▶ _Assignment 1_
From the pronunciation thread, transcribe the stretch from "Moreover, engineers in" through "of cute though.)".
▶ _Assignment 2_
For each statement, say yes or no depending on whether the pronunciation thread agrees with it, and quote the deciding words. (a) Engineers from Michigan are said to pronounce "mirror" as "meer." (b) The thread gives bake-un as the proper pronunciation of "bacon." (c) The modern pronunciation of "quandary" is said to rhyme with "laundry."

▶ _Page excerpt_
Moreover, engineers in the turbine biz say it this way.
<turr bine> sounds as grating as Paul Simon's singing <en jine>.....ew.
Engineers? What do engineers know about pronunciations? Hell, I've even heard them pronounce "bacon" as bake-un
default_facepalm.gif
(proper pronunciation: bake-in). And don't get me started on engineers from Michigan, who butcher such easy words like "Milk" (melk or malk) "mirror" (meer), "Nuclear" (nuke-yuh-ler), "thaw" (dethaw). :rolleyes: (The last one's kind of cute though.)

[q<for tay> does not respect the etymology!
As well it shouldn't. Time marches on. I get the idea you probably still pronounce "quandary" stressing the second syllable, roughly rhyming with "yon fairy" (it's original pronunciation) instead of its modern pronunciation that rhymes with laundry.

I bet you're the kind of guy who uses "enormity" to mean "bigness".
You'd lose that bet. I use "enormity" to mean god-awful biggerness.

.
 

Rival

Diex Aie
Staff member
Premium Member
You refer to your "drawers" as "pants"?
That's abominable!

"Trousers"...what an old tymie way to say "pants".

▶ _Data listing_
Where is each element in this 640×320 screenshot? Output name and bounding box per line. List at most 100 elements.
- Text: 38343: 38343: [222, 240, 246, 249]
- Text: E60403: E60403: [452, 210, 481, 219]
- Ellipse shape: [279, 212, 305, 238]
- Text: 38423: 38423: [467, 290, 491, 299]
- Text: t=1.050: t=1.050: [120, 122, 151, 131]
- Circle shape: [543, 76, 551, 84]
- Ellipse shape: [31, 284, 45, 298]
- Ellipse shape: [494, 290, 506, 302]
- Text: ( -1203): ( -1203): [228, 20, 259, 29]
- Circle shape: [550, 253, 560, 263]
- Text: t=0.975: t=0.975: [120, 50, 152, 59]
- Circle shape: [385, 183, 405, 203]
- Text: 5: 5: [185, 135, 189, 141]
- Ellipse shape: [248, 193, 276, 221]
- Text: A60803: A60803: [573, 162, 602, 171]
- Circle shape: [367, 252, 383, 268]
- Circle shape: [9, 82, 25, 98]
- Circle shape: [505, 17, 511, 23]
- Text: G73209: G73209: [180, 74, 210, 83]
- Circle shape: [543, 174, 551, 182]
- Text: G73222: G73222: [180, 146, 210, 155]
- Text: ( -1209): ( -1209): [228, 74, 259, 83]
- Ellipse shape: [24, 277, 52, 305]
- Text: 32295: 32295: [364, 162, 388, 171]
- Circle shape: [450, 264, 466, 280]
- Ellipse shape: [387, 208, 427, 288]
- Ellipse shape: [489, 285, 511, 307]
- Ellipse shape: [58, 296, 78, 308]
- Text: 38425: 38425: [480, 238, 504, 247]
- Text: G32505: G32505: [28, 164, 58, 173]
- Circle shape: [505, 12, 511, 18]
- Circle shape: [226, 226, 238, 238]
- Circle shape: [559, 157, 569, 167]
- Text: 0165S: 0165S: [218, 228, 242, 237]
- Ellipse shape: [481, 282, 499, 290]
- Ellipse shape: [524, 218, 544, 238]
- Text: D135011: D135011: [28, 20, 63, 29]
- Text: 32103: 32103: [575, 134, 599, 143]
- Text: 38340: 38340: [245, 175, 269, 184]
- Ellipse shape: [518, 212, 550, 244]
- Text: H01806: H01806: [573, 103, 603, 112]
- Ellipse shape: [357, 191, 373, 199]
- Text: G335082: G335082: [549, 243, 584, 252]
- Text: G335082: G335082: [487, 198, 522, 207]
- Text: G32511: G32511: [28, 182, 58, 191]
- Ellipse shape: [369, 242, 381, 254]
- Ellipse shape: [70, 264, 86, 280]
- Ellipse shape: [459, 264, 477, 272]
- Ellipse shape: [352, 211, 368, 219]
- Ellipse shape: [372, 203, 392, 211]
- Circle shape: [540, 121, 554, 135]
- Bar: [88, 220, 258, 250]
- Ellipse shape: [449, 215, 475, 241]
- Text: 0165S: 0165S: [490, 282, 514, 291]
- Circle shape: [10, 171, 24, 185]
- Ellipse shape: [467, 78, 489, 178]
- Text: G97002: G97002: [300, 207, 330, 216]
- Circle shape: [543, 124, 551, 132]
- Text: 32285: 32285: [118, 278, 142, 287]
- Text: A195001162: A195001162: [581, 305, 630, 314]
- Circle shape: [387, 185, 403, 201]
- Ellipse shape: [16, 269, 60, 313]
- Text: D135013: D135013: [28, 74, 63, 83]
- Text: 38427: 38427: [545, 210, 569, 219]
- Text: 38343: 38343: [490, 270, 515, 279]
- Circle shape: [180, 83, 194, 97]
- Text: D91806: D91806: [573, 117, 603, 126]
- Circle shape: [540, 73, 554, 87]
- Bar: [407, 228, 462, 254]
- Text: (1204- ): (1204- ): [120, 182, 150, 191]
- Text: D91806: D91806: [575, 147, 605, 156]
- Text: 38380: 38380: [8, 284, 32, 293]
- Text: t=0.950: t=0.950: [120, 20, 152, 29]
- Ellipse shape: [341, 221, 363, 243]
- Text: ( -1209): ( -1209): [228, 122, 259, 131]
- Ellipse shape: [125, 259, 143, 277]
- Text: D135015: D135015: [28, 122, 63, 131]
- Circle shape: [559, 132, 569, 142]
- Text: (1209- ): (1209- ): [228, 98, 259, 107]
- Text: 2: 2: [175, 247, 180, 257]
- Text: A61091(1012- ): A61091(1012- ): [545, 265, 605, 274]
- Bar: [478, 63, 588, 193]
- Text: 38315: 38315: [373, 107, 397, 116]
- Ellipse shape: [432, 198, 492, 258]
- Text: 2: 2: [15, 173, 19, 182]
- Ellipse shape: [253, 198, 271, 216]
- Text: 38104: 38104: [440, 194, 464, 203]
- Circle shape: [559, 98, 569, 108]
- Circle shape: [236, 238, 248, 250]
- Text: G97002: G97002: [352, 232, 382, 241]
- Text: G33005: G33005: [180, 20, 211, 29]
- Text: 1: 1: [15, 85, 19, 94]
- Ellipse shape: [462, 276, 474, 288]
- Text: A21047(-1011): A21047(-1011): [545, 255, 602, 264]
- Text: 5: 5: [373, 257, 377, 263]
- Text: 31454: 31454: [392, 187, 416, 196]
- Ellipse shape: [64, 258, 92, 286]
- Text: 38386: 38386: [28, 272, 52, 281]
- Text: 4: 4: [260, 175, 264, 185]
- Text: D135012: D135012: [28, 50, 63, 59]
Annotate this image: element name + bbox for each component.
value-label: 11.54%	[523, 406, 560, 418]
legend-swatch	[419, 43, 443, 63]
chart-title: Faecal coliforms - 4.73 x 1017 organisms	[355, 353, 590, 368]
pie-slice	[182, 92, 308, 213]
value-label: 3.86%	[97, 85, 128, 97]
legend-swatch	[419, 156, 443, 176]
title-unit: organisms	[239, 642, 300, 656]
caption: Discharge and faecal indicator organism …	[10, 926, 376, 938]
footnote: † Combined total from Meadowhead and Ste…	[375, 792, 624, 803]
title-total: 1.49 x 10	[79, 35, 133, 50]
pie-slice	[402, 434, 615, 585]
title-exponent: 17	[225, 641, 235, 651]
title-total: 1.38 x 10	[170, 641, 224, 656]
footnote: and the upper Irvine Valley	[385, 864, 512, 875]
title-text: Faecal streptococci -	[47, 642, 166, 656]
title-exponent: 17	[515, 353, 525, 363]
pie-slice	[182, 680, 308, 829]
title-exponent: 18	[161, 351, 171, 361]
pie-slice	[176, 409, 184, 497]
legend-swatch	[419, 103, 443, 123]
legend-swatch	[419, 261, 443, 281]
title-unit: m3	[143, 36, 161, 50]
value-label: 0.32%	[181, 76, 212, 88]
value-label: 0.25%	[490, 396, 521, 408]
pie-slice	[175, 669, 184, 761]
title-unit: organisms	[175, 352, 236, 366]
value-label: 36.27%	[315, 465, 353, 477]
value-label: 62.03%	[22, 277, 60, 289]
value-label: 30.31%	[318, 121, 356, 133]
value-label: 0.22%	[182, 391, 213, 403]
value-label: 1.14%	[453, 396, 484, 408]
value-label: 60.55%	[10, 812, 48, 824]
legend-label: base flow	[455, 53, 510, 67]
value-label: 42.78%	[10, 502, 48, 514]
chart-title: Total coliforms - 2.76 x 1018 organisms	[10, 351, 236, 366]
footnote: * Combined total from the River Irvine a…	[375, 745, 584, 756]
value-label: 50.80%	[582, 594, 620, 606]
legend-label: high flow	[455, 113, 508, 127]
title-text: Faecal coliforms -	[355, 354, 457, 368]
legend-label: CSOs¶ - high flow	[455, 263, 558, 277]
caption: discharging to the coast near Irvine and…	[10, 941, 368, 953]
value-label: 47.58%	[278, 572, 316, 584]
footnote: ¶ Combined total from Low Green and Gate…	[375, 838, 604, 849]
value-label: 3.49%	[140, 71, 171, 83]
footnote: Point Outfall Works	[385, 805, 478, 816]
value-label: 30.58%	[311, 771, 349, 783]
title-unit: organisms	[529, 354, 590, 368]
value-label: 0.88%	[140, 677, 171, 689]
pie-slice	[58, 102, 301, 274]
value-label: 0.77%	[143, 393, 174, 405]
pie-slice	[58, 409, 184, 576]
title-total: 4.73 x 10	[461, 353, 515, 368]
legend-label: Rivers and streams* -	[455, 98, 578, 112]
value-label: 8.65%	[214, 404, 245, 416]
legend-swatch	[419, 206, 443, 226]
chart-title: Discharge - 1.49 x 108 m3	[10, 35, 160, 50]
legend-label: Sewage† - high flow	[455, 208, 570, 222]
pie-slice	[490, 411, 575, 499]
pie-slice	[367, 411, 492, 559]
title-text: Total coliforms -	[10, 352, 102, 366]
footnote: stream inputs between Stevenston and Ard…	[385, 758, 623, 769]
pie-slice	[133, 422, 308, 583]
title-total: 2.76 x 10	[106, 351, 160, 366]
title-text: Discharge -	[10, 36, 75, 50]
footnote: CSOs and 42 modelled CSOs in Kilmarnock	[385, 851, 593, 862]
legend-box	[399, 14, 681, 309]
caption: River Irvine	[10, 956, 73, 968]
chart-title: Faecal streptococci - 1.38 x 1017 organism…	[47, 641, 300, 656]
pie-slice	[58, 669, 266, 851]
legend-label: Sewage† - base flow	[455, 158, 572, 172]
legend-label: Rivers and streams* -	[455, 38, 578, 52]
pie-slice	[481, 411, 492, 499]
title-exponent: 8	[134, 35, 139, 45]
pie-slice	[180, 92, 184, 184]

▶ _Problem solution 1_
Moreover, engineers in the turbine biz say it this way.
<turr bine> sounds as grating as Paul Simon's singing <en jine>.....ew.
Engineers? What do engineers know about pronunciations? Hell, I've even heard them pronounce "bacon" as bake-un
default_facepalm.gif
(proper pronunciation: bake-in). And don't get me started on engineers from Michigan, who butcher such easy words like "Milk" (melk or malk) "mirror" (meer), "Nuclear" (nuke-yuh-ler), "thaw" (dethaw). :rolleyes: (The last one's kind of cute though.)

▶ _Problem solution 2_
(a) Yes: "mirror" (meer)
(b) No: "(proper pronunciation: bake-in)"
(c) Yes: "instead of its modern pronunciation that rhymes with laundry"